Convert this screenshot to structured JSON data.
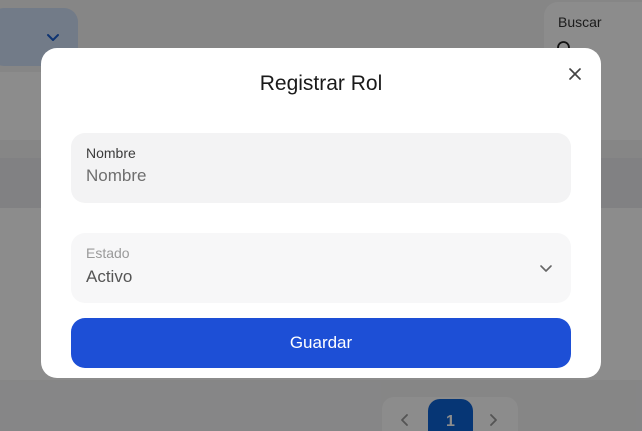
{
  "background": {
    "search_label": "Buscar",
    "pagination_current": "1"
  },
  "modal": {
    "title": "Registrar Rol",
    "name_field": {
      "label": "Nombre",
      "placeholder": "Nombre",
      "value": ""
    },
    "status_field": {
      "label": "Estado",
      "value": "Activo"
    },
    "save_label": "Guardar"
  },
  "icons": {
    "close": "close-icon",
    "select_chevron": "chevron-down-icon",
    "search": "search-icon",
    "prev": "chevron-left-icon",
    "next": "chevron-right-icon"
  },
  "colors": {
    "primary_button": "#1d4fd6",
    "active_page": "#0c63d6",
    "overlay": "rgba(0,0,0,0.45)"
  }
}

### EXERCISE REQUIREMENTS:
Repeat the entries exactly and keep the pictures out of the copy.

### REPLY TO THE TASK:
Convert this screenshot to structured JSON data.
{
  "background": {
    "search_label": "Buscar",
    "pagination_current": "1"
  },
  "modal": {
    "title": "Registrar Rol",
    "name_field": {
      "label": "Nombre",
      "placeholder": "Nombre",
      "value": ""
    },
    "status_field": {
      "label": "Estado",
      "value": "Activo"
    },
    "save_label": "Guardar"
  },
  "icons": {
    "close": "close-icon",
    "select_chevron": "chevron-down-icon",
    "search": "search-icon",
    "prev": "chevron-left-icon",
    "next": "chevron-right-icon"
  },
  "colors": {
    "primary_button": "#1d4fd6",
    "active_page": "#0c63d6",
    "overlay": "rgba(0,0,0,0.45)"
  }
}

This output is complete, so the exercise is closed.